== Items ==
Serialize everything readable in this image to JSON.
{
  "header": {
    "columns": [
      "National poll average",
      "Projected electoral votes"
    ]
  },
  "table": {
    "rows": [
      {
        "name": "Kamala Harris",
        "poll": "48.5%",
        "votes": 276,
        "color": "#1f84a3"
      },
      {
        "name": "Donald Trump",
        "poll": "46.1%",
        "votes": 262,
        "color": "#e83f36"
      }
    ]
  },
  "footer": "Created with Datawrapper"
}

== Work to do ==
Extract every line above exactly as it stands.

== Solved exercise ==
Serialize everything readable in this image to JSON.
{
  "header": {
    "columns": [
      "National poll average",
      "Projected electoral votes"
    ]
  },
  "table": {
    "rows": [
      {
        "name": "Kamala Harris",
        "poll": "48.5%",
        "votes": 276,
        "color": "#1f84a3"
      },
      {
        "name": "Donald Trump",
        "poll": "46.1%",
        "votes": 262,
        "color": "#e83f36"
      }
    ]
  },
  "footer": "Created with Datawrapper"
}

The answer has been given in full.